Aim of the exercise
Write out the material exactly, leaving every picture behind.

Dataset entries

↓↓↓

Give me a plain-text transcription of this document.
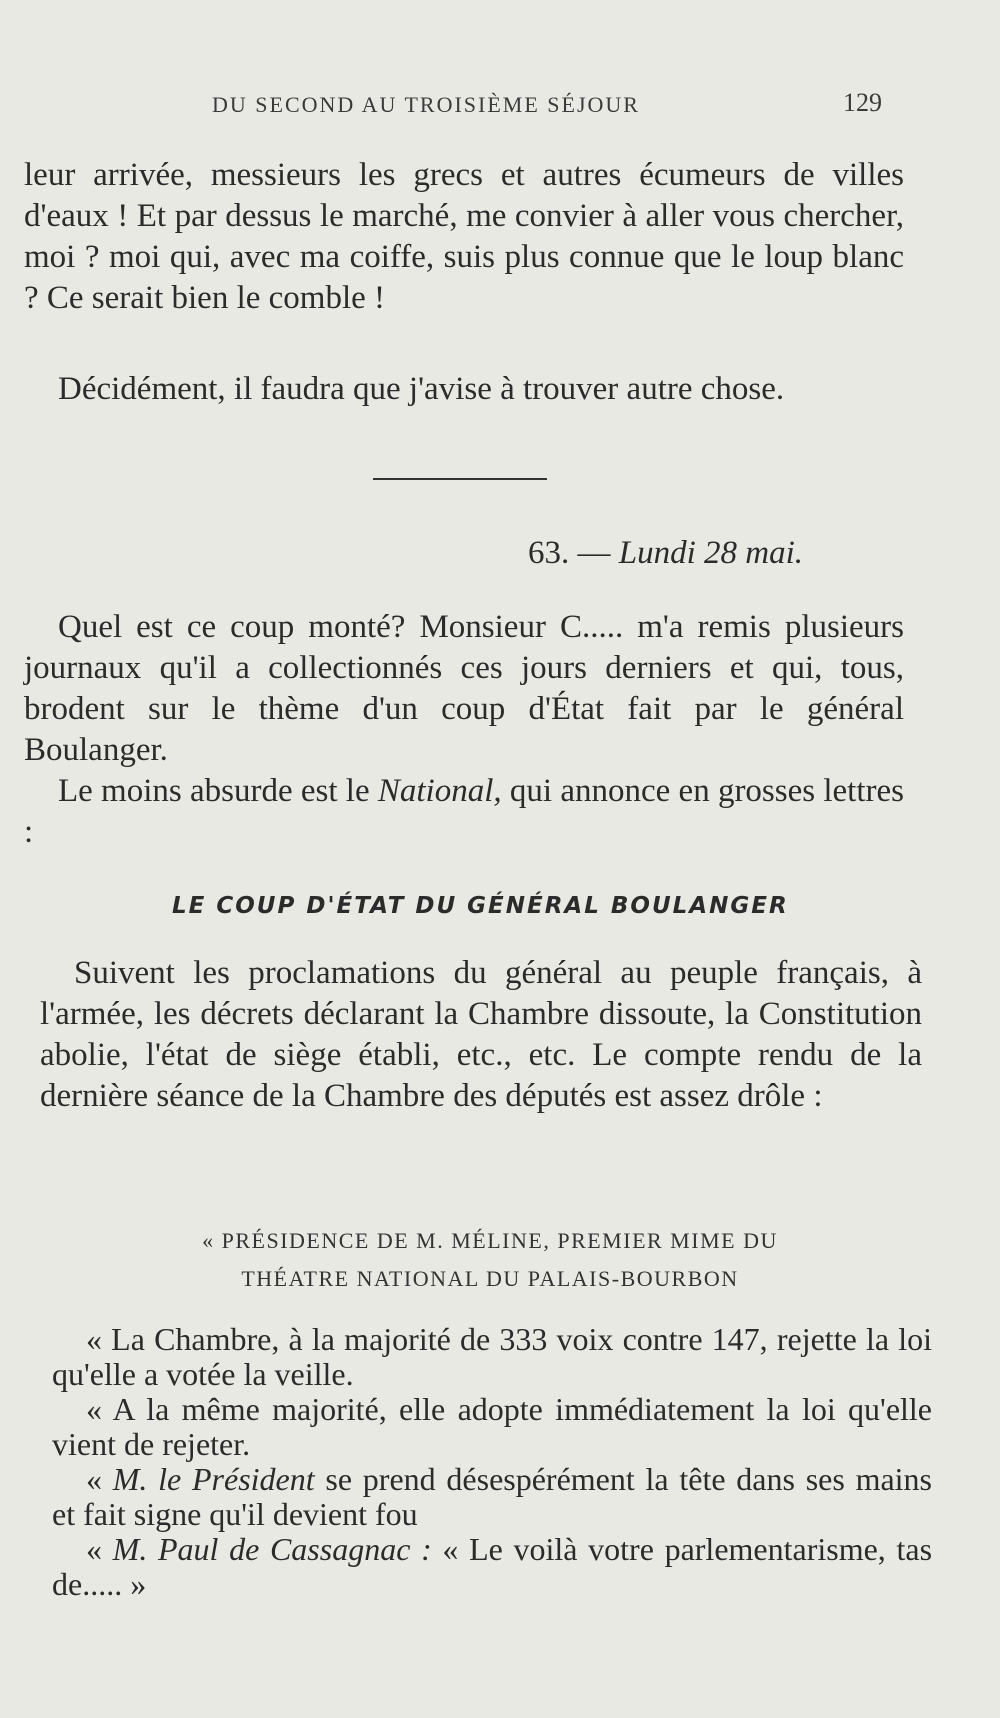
DU SECOND AU TROISIÈME SÉJOUR	129

leur arrivée, messieurs les grecs et autres écumeurs de villes d'eaux ! Et par dessus le marché, me convier à aller vous chercher, moi ? moi qui, avec ma coiffe, suis plus connue que le loup blanc ? Ce serait bien le comble !

Décidément, il faudra que j'avise à trouver autre chose.

63. — Lundi 28 mai.

Quel est ce coup monté? Monsieur C..... m'a remis plusieurs journaux qu'il a collectionnés ces jours derniers et qui, tous, brodent sur le thème d'un coup d'État fait par le général Boulanger.

Le moins absurde est le National, qui annonce en grosses lettres :

LE COUP D'ÉTAT DU GÉNÉRAL BOULANGER

Suivent les proclamations du général au peuple français, à l'armée, les décrets déclarant la Chambre dissoute, la Constitution abolie, l'état de siège établi, etc., etc. Le compte rendu de la dernière séance de la Chambre des députés est assez drôle :

« PRÉSIDENCE DE M. MÉLINE, PREMIER MIME DU
THÉATRE NATIONAL DU PALAIS-BOURBON

« La Chambre, à la majorité de 333 voix contre 147, rejette la loi qu'elle a votée la veille.

« A la même majorité, elle adopte immédiatement la loi qu'elle vient de rejeter.

« M. le Président se prend désespérément la tête dans ses mains et fait signe qu'il devient fou

« M. Paul de Cassagnac : « Le voilà votre parlementarisme, tas de..... »
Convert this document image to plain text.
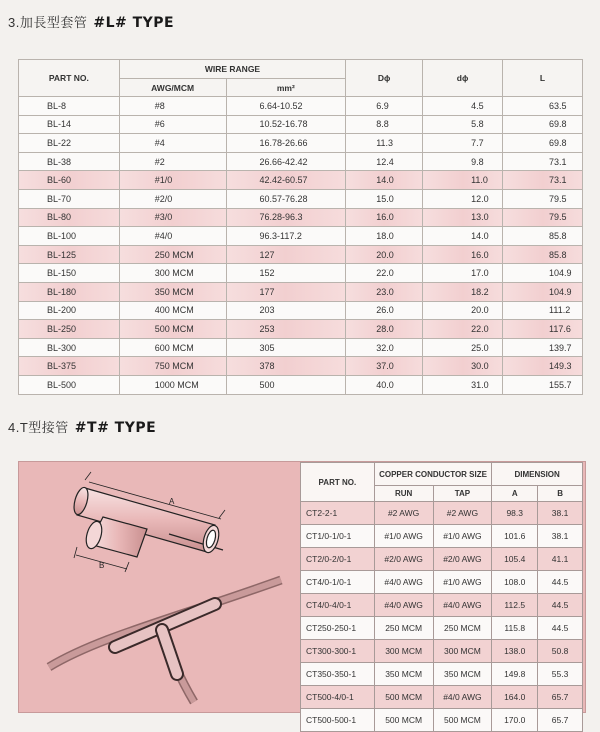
3.加長型套管 #L# TYPE
PART NO.	WIRE RANGE		Dϕ	dϕ	L
	AWG/MCM	mm²			
BL-8	#8	6.64-10.52	6.9	4.5	63.5
BL-14	#6	10.52-16.78	8.8	5.8	69.8
BL-22	#4	16.78-26.66	11.3	7.7	69.8
BL-38	#2	26.66-42.42	12.4	9.8	73.1
BL-60	#1/0	42.42-60.57	14.0	11.0	73.1
BL-70	#2/0	60.57-76.28	15.0	12.0	79.5
BL-80	#3/0	76.28-96.3	16.0	13.0	79.5
BL-100	#4/0	96.3-117.2	18.0	14.0	85.8
BL-125	250 MCM	127	20.0	16.0	85.8
BL-150	300 MCM	152	22.0	17.0	104.9
BL-180	350 MCM	177	23.0	18.2	104.9
BL-200	400 MCM	203	26.0	20.0	111.2
BL-250	500 MCM	253	28.0	22.0	117.6
BL-300	600 MCM	305	32.0	25.0	139.7
BL-375	750 MCM	378	37.0	30.0	149.3
BL-500	1000 MCM	500	40.0	31.0	155.7
4.T型接管 #T# TYPE
A
B
PART NO.	COPPER CONDUCTOR SIZE		DIMENSION	
	RUN	TAP	A	B
CT2-2-1	#2 AWG	#2 AWG	98.3	38.1
CT1/0-1/0-1	#1/0 AWG	#1/0 AWG	101.6	38.1
CT2/0-2/0-1	#2/0 AWG	#2/0 AWG	105.4	41.1
CT4/0-1/0-1	#4/0 AWG	#1/0 AWG	108.0	44.5
CT4/0-4/0-1	#4/0 AWG	#4/0 AWG	112.5	44.5
CT250-250-1	250 MCM	250 MCM	115.8	44.5
CT300-300-1	300 MCM	300 MCM	138.0	50.8
CT350-350-1	350 MCM	350 MCM	149.8	55.3
CT500-4/0-1	500 MCM	#4/0 AWG	164.0	65.7
CT500-500-1	500 MCM	500 MCM	170.0	65.7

↑↑↑

Exercise output
Give me a plain-text transcription of this document.
DU SECOND AU TROISIÈME SÉJOUR	129

leur arrivée, messieurs les grecs et autres écumeurs de villes d'eaux ! Et par dessus le marché, me convier à aller vous chercher, moi ? moi qui, avec ma coiffe, suis plus connue que le loup blanc ? Ce serait bien le comble !

Décidément, il faudra que j'avise à trouver autre chose.

63. — Lundi 28 mai.

Quel est ce coup monté? Monsieur C..... m'a remis plusieurs journaux qu'il a collectionnés ces jours derniers et qui, tous, brodent sur le thème d'un coup d'État fait par le général Boulanger.

Le moins absurde est le National, qui annonce en grosses lettres :

LE COUP D'ÉTAT DU GÉNÉRAL BOULANGER

Suivent les proclamations du général au peuple français, à l'armée, les décrets déclarant la Chambre dissoute, la Constitution abolie, l'état de siège établi, etc., etc. Le compte rendu de la dernière séance de la Chambre des députés est assez drôle :

« PRÉSIDENCE DE M. MÉLINE, PREMIER MIME DU
THÉATRE NATIONAL DU PALAIS-BOURBON

« La Chambre, à la majorité de 333 voix contre 147, rejette la loi qu'elle a votée la veille.

« A la même majorité, elle adopte immédiatement la loi qu'elle vient de rejeter.

« M. le Président se prend désespérément la tête dans ses mains et fait signe qu'il devient fou

« M. Paul de Cassagnac : « Le voilà votre parlementarisme, tas de..... »
Convert this document image to plain text.
3.加長型套管 #L# TYPE
PART NO.	WIRE RANGE		Dϕ	dϕ	L
	AWG/MCM	mm²			
BL-8	#8	6.64-10.52	6.9	4.5	63.5
BL-14	#6	10.52-16.78	8.8	5.8	69.8
BL-22	#4	16.78-26.66	11.3	7.7	69.8
BL-38	#2	26.66-42.42	12.4	9.8	73.1
BL-60	#1/0	42.42-60.57	14.0	11.0	73.1
BL-70	#2/0	60.57-76.28	15.0	12.0	79.5
BL-80	#3/0	76.28-96.3	16.0	13.0	79.5
BL-100	#4/0	96.3-117.2	18.0	14.0	85.8
BL-125	250 MCM	127	20.0	16.0	85.8
BL-150	300 MCM	152	22.0	17.0	104.9
BL-180	350 MCM	177	23.0	18.2	104.9
BL-200	400 MCM	203	26.0	20.0	111.2
BL-250	500 MCM	253	28.0	22.0	117.6
BL-300	600 MCM	305	32.0	25.0	139.7
BL-375	750 MCM	378	37.0	30.0	149.3
BL-500	1000 MCM	500	40.0	31.0	155.7
4.T型接管 #T# TYPE
A
B
PART NO.	COPPER CONDUCTOR SIZE		DIMENSION	
	RUN	TAP	A	B
CT2-2-1	#2 AWG	#2 AWG	98.3	38.1
CT1/0-1/0-1	#1/0 AWG	#1/0 AWG	101.6	38.1
CT2/0-2/0-1	#2/0 AWG	#2/0 AWG	105.4	41.1
CT4/0-1/0-1	#4/0 AWG	#1/0 AWG	108.0	44.5
CT4/0-4/0-1	#4/0 AWG	#4/0 AWG	112.5	44.5
CT250-250-1	250 MCM	250 MCM	115.8	44.5
CT300-300-1	300 MCM	300 MCM	138.0	50.8
CT350-350-1	350 MCM	350 MCM	149.8	55.3
CT500-4/0-1	500 MCM	#4/0 AWG	164.0	65.7
CT500-500-1	500 MCM	500 MCM	170.0	65.7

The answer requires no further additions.